Repeat the full listing below verbatim and keep the images out.
-------- PROVIDED RECORDS
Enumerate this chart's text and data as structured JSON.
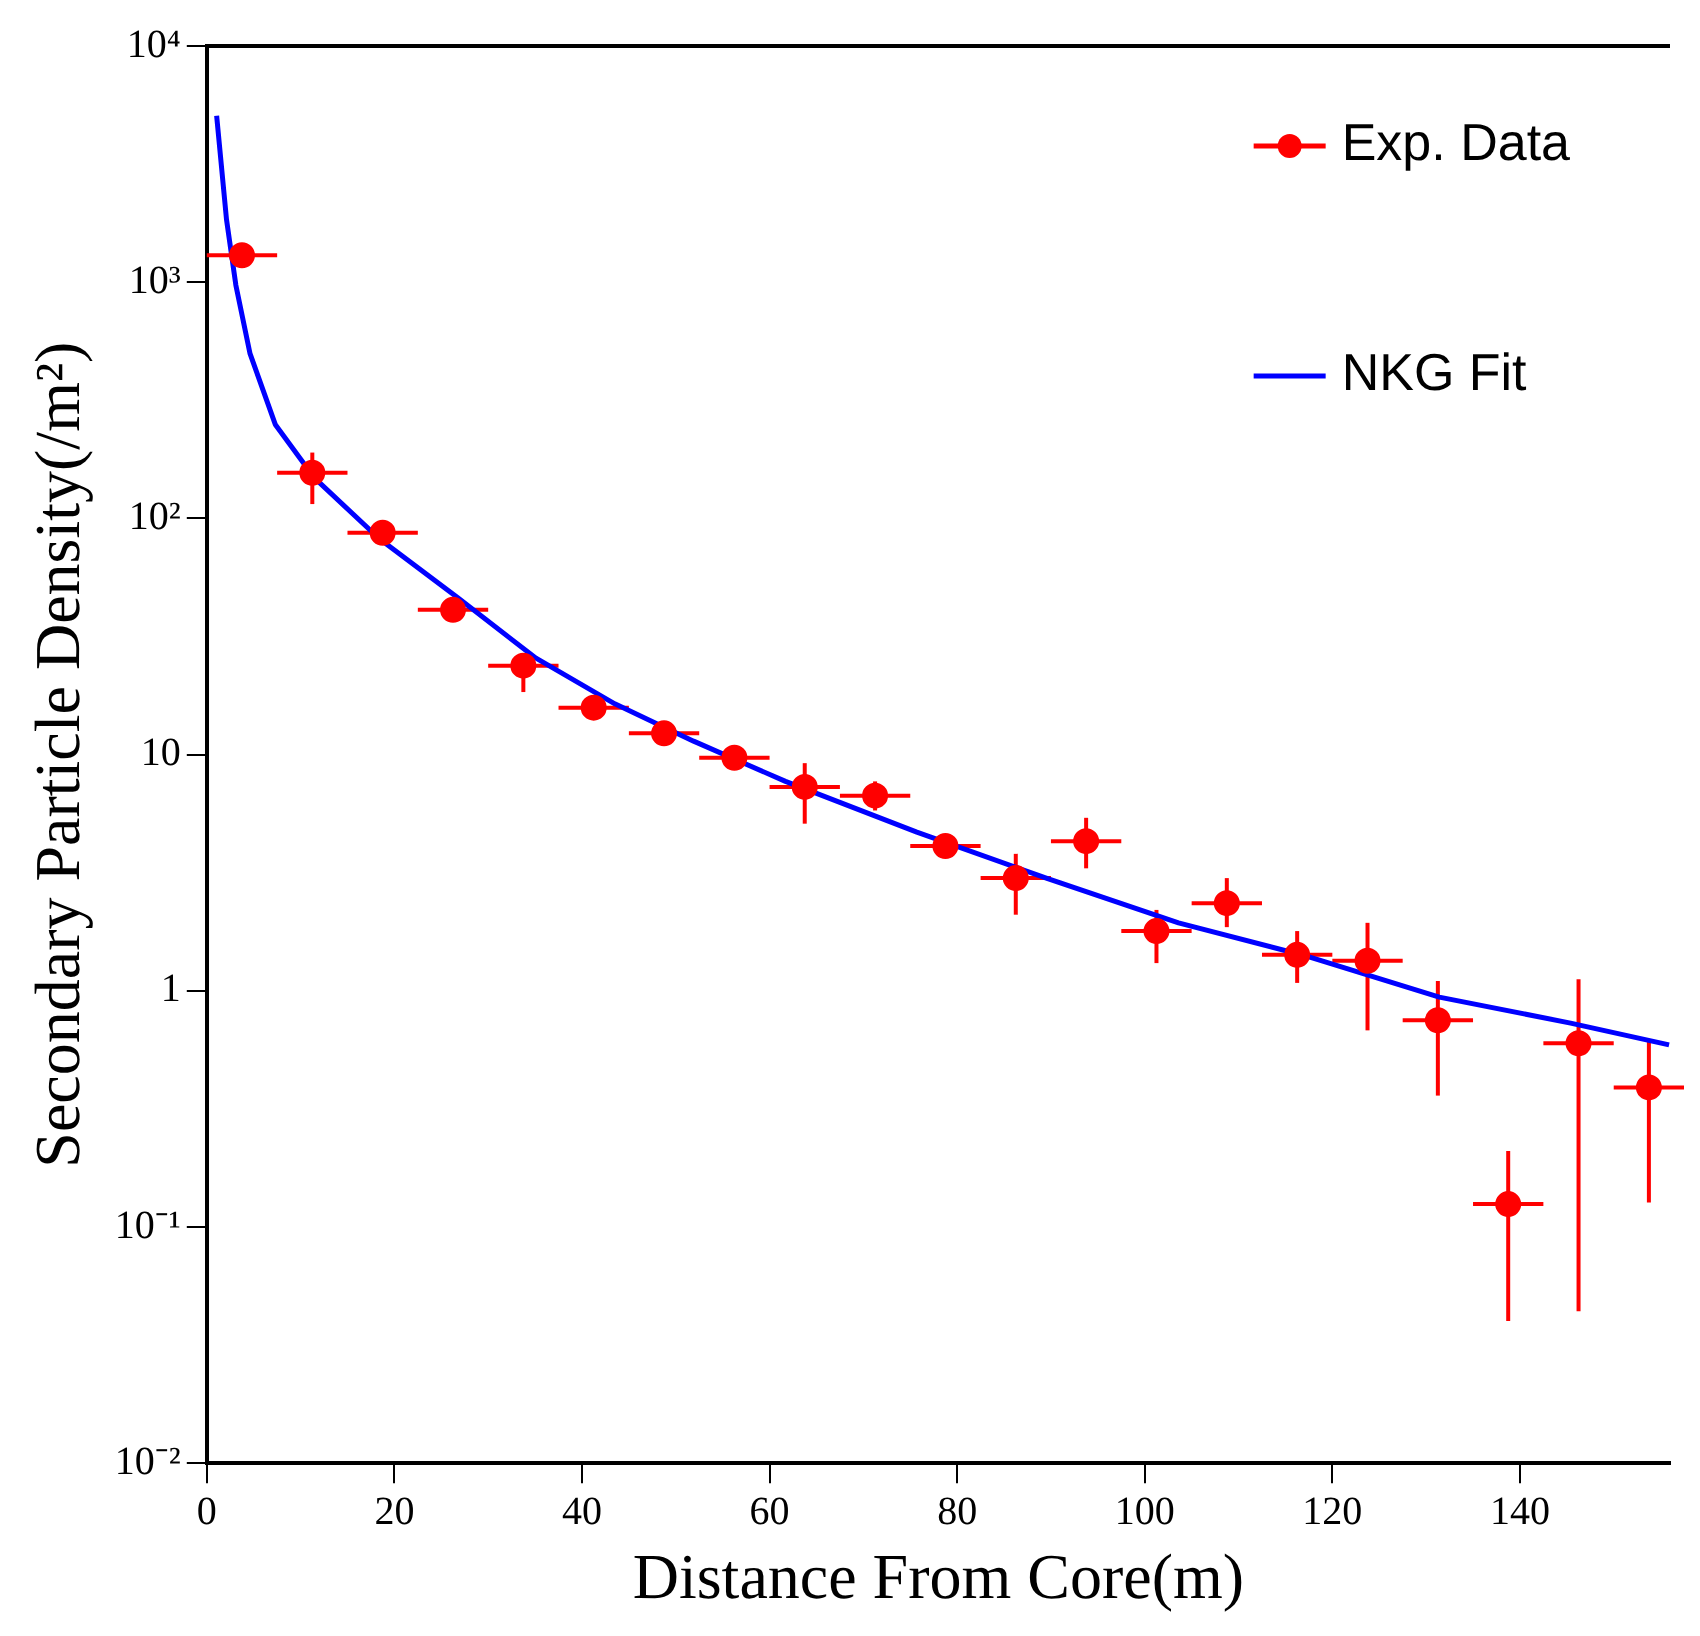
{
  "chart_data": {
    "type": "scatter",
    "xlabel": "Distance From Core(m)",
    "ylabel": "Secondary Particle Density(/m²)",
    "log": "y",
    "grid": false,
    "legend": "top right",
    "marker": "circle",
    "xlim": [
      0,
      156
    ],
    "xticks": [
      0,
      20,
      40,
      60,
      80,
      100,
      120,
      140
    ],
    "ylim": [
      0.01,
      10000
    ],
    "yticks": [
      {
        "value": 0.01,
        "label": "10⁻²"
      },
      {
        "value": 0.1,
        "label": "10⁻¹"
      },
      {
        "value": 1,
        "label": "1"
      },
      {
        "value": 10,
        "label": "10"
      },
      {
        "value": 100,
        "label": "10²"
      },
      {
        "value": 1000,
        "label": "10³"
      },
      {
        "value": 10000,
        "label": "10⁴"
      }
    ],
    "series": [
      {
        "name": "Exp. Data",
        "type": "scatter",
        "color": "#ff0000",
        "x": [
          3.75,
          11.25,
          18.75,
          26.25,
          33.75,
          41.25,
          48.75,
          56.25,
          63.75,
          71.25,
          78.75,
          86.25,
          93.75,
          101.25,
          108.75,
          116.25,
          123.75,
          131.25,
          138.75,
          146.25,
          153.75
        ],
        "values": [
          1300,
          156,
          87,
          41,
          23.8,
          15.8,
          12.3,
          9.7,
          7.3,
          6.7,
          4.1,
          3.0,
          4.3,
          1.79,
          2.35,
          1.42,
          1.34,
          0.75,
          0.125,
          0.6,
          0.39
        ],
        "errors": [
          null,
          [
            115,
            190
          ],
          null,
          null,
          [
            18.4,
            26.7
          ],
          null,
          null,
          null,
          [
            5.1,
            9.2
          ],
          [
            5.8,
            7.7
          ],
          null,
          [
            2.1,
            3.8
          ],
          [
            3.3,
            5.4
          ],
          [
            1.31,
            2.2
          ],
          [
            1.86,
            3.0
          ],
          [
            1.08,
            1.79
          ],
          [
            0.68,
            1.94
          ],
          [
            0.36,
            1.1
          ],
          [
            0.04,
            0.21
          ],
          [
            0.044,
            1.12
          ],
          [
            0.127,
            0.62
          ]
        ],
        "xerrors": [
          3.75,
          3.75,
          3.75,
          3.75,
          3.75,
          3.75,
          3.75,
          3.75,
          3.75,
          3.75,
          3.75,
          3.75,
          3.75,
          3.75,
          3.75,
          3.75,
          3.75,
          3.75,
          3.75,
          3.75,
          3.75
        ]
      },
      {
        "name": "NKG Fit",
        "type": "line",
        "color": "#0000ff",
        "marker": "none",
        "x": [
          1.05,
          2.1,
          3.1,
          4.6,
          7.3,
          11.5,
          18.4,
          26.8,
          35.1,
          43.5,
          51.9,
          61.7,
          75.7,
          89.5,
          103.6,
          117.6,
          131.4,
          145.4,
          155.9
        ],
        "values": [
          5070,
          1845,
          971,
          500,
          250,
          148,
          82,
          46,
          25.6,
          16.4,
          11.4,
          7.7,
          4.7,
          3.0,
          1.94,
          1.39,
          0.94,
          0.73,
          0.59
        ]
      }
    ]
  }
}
----------------
▶ **ANSWER TO THIS EXERCISE**:
Enumerate this chart's text and data as structured JSON.
{
  "chart_data": {
    "type": "scatter",
    "xlabel": "Distance From Core(m)",
    "ylabel": "Secondary Particle Density(/m²)",
    "log": "y",
    "grid": false,
    "legend": "top right",
    "marker": "circle",
    "xlim": [
      0,
      156
    ],
    "xticks": [
      0,
      20,
      40,
      60,
      80,
      100,
      120,
      140
    ],
    "ylim": [
      0.01,
      10000
    ],
    "yticks": [
      {
        "value": 0.01,
        "label": "10⁻²"
      },
      {
        "value": 0.1,
        "label": "10⁻¹"
      },
      {
        "value": 1,
        "label": "1"
      },
      {
        "value": 10,
        "label": "10"
      },
      {
        "value": 100,
        "label": "10²"
      },
      {
        "value": 1000,
        "label": "10³"
      },
      {
        "value": 10000,
        "label": "10⁴"
      }
    ],
    "series": [
      {
        "name": "Exp. Data",
        "type": "scatter",
        "color": "#ff0000",
        "x": [
          3.75,
          11.25,
          18.75,
          26.25,
          33.75,
          41.25,
          48.75,
          56.25,
          63.75,
          71.25,
          78.75,
          86.25,
          93.75,
          101.25,
          108.75,
          116.25,
          123.75,
          131.25,
          138.75,
          146.25,
          153.75
        ],
        "values": [
          1300,
          156,
          87,
          41,
          23.8,
          15.8,
          12.3,
          9.7,
          7.3,
          6.7,
          4.1,
          3.0,
          4.3,
          1.79,
          2.35,
          1.42,
          1.34,
          0.75,
          0.125,
          0.6,
          0.39
        ],
        "errors": [
          null,
          [
            115,
            190
          ],
          null,
          null,
          [
            18.4,
            26.7
          ],
          null,
          null,
          null,
          [
            5.1,
            9.2
          ],
          [
            5.8,
            7.7
          ],
          null,
          [
            2.1,
            3.8
          ],
          [
            3.3,
            5.4
          ],
          [
            1.31,
            2.2
          ],
          [
            1.86,
            3.0
          ],
          [
            1.08,
            1.79
          ],
          [
            0.68,
            1.94
          ],
          [
            0.36,
            1.1
          ],
          [
            0.04,
            0.21
          ],
          [
            0.044,
            1.12
          ],
          [
            0.127,
            0.62
          ]
        ],
        "xerrors": [
          3.75,
          3.75,
          3.75,
          3.75,
          3.75,
          3.75,
          3.75,
          3.75,
          3.75,
          3.75,
          3.75,
          3.75,
          3.75,
          3.75,
          3.75,
          3.75,
          3.75,
          3.75,
          3.75,
          3.75,
          3.75
        ]
      },
      {
        "name": "NKG Fit",
        "type": "line",
        "color": "#0000ff",
        "marker": "none",
        "x": [
          1.05,
          2.1,
          3.1,
          4.6,
          7.3,
          11.5,
          18.4,
          26.8,
          35.1,
          43.5,
          51.9,
          61.7,
          75.7,
          89.5,
          103.6,
          117.6,
          131.4,
          145.4,
          155.9
        ],
        "values": [
          5070,
          1845,
          971,
          500,
          250,
          148,
          82,
          46,
          25.6,
          16.4,
          11.4,
          7.7,
          4.7,
          3.0,
          1.94,
          1.39,
          0.94,
          0.73,
          0.59
        ]
      }
    ]
  }
}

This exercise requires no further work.